= Data for this exercise =
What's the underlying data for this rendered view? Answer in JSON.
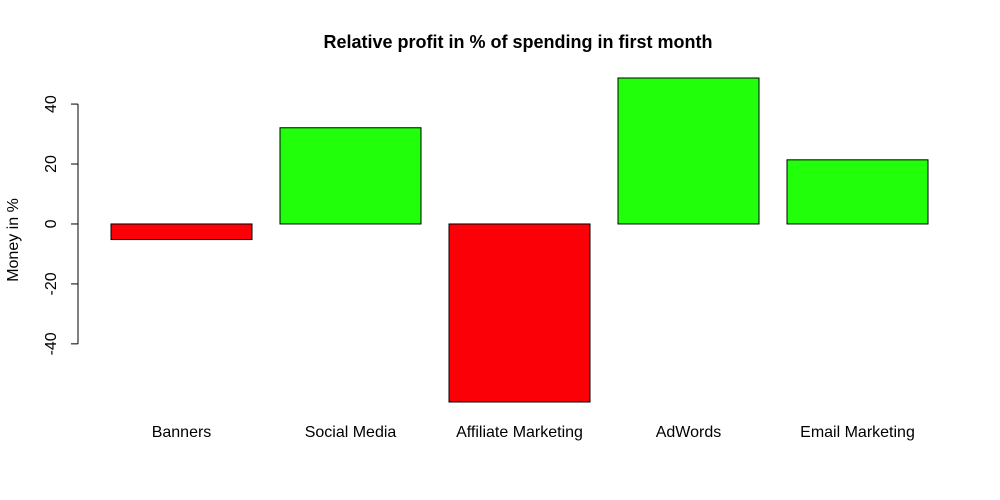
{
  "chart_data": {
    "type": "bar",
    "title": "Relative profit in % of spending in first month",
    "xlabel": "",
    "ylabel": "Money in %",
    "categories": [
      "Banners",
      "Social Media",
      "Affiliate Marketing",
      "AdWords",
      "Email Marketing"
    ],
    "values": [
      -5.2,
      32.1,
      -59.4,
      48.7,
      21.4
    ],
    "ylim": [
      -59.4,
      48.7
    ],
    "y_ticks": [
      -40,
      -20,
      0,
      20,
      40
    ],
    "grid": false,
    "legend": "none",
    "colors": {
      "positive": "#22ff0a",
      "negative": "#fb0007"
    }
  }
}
* * *
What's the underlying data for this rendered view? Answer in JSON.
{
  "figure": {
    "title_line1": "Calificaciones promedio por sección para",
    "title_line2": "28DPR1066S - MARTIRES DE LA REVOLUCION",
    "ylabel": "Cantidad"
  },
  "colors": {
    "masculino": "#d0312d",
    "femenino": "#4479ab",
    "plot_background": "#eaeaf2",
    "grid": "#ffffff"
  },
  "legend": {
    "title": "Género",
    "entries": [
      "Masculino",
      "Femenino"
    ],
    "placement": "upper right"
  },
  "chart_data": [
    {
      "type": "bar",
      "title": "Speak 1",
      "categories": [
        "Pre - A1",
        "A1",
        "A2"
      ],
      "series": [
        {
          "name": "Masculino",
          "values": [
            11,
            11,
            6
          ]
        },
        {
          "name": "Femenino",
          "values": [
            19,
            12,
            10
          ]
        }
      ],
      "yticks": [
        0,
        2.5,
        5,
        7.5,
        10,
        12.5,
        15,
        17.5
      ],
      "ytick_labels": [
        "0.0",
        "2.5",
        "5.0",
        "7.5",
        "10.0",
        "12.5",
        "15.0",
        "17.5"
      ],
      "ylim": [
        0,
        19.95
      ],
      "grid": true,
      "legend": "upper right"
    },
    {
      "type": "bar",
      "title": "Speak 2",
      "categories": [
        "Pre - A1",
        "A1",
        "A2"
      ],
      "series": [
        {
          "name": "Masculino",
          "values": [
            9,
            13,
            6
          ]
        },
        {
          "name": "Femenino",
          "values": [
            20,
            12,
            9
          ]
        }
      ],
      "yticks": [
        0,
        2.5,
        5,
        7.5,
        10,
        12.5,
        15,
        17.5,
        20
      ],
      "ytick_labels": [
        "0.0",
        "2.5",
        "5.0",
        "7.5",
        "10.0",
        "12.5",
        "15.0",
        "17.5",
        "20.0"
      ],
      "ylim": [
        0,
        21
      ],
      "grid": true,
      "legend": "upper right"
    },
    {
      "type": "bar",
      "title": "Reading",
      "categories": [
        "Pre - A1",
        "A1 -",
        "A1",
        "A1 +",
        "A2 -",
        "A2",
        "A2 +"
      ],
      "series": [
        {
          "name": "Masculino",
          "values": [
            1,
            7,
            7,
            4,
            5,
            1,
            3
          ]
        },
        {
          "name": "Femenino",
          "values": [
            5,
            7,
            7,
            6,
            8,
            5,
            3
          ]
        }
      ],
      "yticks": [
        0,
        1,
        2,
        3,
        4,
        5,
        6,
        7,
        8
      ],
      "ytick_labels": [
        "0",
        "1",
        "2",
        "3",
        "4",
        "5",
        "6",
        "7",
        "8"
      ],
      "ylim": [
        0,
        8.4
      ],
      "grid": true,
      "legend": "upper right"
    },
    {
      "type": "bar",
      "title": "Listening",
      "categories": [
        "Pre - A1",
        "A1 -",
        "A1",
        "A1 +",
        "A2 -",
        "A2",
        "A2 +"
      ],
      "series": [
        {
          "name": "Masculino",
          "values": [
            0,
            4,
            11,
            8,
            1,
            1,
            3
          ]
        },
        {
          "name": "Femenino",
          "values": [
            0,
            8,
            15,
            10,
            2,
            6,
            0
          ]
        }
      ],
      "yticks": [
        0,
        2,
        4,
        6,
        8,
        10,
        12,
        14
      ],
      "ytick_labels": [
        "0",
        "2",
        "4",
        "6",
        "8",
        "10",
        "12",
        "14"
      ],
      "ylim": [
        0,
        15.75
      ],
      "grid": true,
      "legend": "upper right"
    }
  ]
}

= Work instructions =
Search the material above for "Marketing". Pull out each line where it shows up.

= Worked answer =
      "Affiliate Marketing",
      "Email Marketing"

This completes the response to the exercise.